» Requirement
Transcribe all the records with complete accuracy.

Data entries for graphics:
▬▬▬▬▬▬▬▬▬▬

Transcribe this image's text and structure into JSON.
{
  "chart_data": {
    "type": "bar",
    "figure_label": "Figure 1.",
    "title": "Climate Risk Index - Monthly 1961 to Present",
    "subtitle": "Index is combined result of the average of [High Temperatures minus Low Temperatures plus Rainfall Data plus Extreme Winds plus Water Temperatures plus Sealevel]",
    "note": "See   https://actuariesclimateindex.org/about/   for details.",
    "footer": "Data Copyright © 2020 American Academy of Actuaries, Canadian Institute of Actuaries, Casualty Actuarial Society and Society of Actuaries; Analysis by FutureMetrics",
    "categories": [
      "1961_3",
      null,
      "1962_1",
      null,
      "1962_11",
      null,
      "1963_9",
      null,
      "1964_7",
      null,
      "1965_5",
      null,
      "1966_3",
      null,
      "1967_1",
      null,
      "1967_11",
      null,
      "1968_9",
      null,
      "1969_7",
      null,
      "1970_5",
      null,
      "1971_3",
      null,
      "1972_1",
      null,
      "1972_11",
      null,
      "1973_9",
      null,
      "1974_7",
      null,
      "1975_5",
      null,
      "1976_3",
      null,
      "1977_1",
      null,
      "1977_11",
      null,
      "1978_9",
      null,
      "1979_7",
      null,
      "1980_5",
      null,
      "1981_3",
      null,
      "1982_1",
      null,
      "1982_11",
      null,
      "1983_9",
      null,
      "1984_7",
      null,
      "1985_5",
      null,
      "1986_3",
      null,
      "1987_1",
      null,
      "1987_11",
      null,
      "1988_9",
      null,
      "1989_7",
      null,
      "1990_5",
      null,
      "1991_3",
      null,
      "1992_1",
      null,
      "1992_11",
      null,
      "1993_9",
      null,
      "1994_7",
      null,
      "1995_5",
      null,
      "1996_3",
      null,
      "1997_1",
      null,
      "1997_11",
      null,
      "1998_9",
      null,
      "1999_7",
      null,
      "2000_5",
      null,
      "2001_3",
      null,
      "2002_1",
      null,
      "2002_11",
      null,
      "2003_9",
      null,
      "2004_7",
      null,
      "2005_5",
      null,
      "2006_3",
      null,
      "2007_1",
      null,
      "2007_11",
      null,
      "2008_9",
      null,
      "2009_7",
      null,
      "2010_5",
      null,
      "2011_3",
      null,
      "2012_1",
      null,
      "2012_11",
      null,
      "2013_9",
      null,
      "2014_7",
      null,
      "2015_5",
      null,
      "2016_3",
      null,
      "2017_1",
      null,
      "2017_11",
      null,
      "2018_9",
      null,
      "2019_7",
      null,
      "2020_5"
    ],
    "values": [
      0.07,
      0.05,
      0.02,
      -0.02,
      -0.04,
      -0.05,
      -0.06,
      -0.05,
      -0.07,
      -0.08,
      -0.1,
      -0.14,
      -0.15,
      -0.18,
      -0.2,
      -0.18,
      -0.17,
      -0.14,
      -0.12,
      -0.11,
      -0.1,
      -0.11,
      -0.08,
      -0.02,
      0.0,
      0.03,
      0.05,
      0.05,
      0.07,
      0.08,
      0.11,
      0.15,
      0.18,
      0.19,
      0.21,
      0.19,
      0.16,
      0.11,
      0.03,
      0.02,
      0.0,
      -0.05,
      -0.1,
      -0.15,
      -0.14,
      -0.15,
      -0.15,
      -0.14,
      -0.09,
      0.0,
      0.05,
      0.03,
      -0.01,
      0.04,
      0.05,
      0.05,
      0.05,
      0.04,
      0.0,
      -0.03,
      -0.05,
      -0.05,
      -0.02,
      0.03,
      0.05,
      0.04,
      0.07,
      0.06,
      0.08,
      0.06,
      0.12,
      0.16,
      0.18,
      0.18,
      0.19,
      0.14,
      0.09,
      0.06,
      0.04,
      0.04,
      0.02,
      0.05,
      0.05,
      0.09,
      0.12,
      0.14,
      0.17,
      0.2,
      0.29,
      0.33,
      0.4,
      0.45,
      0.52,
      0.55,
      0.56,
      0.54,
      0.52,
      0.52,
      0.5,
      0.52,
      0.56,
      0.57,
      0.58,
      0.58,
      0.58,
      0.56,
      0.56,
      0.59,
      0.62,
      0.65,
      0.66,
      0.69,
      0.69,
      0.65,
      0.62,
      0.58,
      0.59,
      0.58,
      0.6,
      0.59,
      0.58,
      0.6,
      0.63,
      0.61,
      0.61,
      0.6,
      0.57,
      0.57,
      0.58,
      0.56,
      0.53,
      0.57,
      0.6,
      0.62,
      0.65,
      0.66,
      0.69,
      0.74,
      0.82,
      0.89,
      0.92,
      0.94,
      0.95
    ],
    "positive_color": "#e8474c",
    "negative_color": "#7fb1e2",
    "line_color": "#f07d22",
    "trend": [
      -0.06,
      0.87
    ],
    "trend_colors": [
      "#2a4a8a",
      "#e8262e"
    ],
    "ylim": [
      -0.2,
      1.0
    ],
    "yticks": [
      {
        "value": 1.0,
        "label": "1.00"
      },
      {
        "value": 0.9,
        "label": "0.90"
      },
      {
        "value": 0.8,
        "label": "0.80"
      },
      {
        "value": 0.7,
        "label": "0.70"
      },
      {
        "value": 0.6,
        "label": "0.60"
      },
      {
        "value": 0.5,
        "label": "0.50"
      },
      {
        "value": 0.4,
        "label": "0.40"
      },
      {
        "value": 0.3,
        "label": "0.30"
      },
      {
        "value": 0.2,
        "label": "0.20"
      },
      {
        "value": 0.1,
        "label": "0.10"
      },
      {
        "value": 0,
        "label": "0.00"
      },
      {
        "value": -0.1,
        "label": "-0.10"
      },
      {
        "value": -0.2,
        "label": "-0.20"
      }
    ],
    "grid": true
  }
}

▬▬▬▬▬▬▬▬▬▬

» Complete answer
Transcribe this image's text and structure into JSON.
{
  "chart_data": {
    "type": "bar",
    "figure_label": "Figure 1.",
    "title": "Climate Risk Index - Monthly 1961 to Present",
    "subtitle": "Index is combined result of the average of [High Temperatures minus Low Temperatures plus Rainfall Data plus Extreme Winds plus Water Temperatures plus Sealevel]",
    "note": "See   https://actuariesclimateindex.org/about/   for details.",
    "footer": "Data Copyright © 2020 American Academy of Actuaries, Canadian Institute of Actuaries, Casualty Actuarial Society and Society of Actuaries; Analysis by FutureMetrics",
    "categories": [
      "1961_3",
      null,
      "1962_1",
      null,
      "1962_11",
      null,
      "1963_9",
      null,
      "1964_7",
      null,
      "1965_5",
      null,
      "1966_3",
      null,
      "1967_1",
      null,
      "1967_11",
      null,
      "1968_9",
      null,
      "1969_7",
      null,
      "1970_5",
      null,
      "1971_3",
      null,
      "1972_1",
      null,
      "1972_11",
      null,
      "1973_9",
      null,
      "1974_7",
      null,
      "1975_5",
      null,
      "1976_3",
      null,
      "1977_1",
      null,
      "1977_11",
      null,
      "1978_9",
      null,
      "1979_7",
      null,
      "1980_5",
      null,
      "1981_3",
      null,
      "1982_1",
      null,
      "1982_11",
      null,
      "1983_9",
      null,
      "1984_7",
      null,
      "1985_5",
      null,
      "1986_3",
      null,
      "1987_1",
      null,
      "1987_11",
      null,
      "1988_9",
      null,
      "1989_7",
      null,
      "1990_5",
      null,
      "1991_3",
      null,
      "1992_1",
      null,
      "1992_11",
      null,
      "1993_9",
      null,
      "1994_7",
      null,
      "1995_5",
      null,
      "1996_3",
      null,
      "1997_1",
      null,
      "1997_11",
      null,
      "1998_9",
      null,
      "1999_7",
      null,
      "2000_5",
      null,
      "2001_3",
      null,
      "2002_1",
      null,
      "2002_11",
      null,
      "2003_9",
      null,
      "2004_7",
      null,
      "2005_5",
      null,
      "2006_3",
      null,
      "2007_1",
      null,
      "2007_11",
      null,
      "2008_9",
      null,
      "2009_7",
      null,
      "2010_5",
      null,
      "2011_3",
      null,
      "2012_1",
      null,
      "2012_11",
      null,
      "2013_9",
      null,
      "2014_7",
      null,
      "2015_5",
      null,
      "2016_3",
      null,
      "2017_1",
      null,
      "2017_11",
      null,
      "2018_9",
      null,
      "2019_7",
      null,
      "2020_5"
    ],
    "values": [
      0.07,
      0.05,
      0.02,
      -0.02,
      -0.04,
      -0.05,
      -0.06,
      -0.05,
      -0.07,
      -0.08,
      -0.1,
      -0.14,
      -0.15,
      -0.18,
      -0.2,
      -0.18,
      -0.17,
      -0.14,
      -0.12,
      -0.11,
      -0.1,
      -0.11,
      -0.08,
      -0.02,
      0.0,
      0.03,
      0.05,
      0.05,
      0.07,
      0.08,
      0.11,
      0.15,
      0.18,
      0.19,
      0.21,
      0.19,
      0.16,
      0.11,
      0.03,
      0.02,
      0.0,
      -0.05,
      -0.1,
      -0.15,
      -0.14,
      -0.15,
      -0.15,
      -0.14,
      -0.09,
      0.0,
      0.05,
      0.03,
      -0.01,
      0.04,
      0.05,
      0.05,
      0.05,
      0.04,
      0.0,
      -0.03,
      -0.05,
      -0.05,
      -0.02,
      0.03,
      0.05,
      0.04,
      0.07,
      0.06,
      0.08,
      0.06,
      0.12,
      0.16,
      0.18,
      0.18,
      0.19,
      0.14,
      0.09,
      0.06,
      0.04,
      0.04,
      0.02,
      0.05,
      0.05,
      0.09,
      0.12,
      0.14,
      0.17,
      0.2,
      0.29,
      0.33,
      0.4,
      0.45,
      0.52,
      0.55,
      0.56,
      0.54,
      0.52,
      0.52,
      0.5,
      0.52,
      0.56,
      0.57,
      0.58,
      0.58,
      0.58,
      0.56,
      0.56,
      0.59,
      0.62,
      0.65,
      0.66,
      0.69,
      0.69,
      0.65,
      0.62,
      0.58,
      0.59,
      0.58,
      0.6,
      0.59,
      0.58,
      0.6,
      0.63,
      0.61,
      0.61,
      0.6,
      0.57,
      0.57,
      0.58,
      0.56,
      0.53,
      0.57,
      0.6,
      0.62,
      0.65,
      0.66,
      0.69,
      0.74,
      0.82,
      0.89,
      0.92,
      0.94,
      0.95
    ],
    "positive_color": "#e8474c",
    "negative_color": "#7fb1e2",
    "line_color": "#f07d22",
    "trend": [
      -0.06,
      0.87
    ],
    "trend_colors": [
      "#2a4a8a",
      "#e8262e"
    ],
    "ylim": [
      -0.2,
      1.0
    ],
    "yticks": [
      {
        "value": 1.0,
        "label": "1.00"
      },
      {
        "value": 0.9,
        "label": "0.90"
      },
      {
        "value": 0.8,
        "label": "0.80"
      },
      {
        "value": 0.7,
        "label": "0.70"
      },
      {
        "value": 0.6,
        "label": "0.60"
      },
      {
        "value": 0.5,
        "label": "0.50"
      },
      {
        "value": 0.4,
        "label": "0.40"
      },
      {
        "value": 0.3,
        "label": "0.30"
      },
      {
        "value": 0.2,
        "label": "0.20"
      },
      {
        "value": 0.1,
        "label": "0.10"
      },
      {
        "value": 0,
        "label": "0.00"
      },
      {
        "value": -0.1,
        "label": "-0.10"
      },
      {
        "value": -0.2,
        "label": "-0.20"
      }
    ],
    "grid": true
  }
}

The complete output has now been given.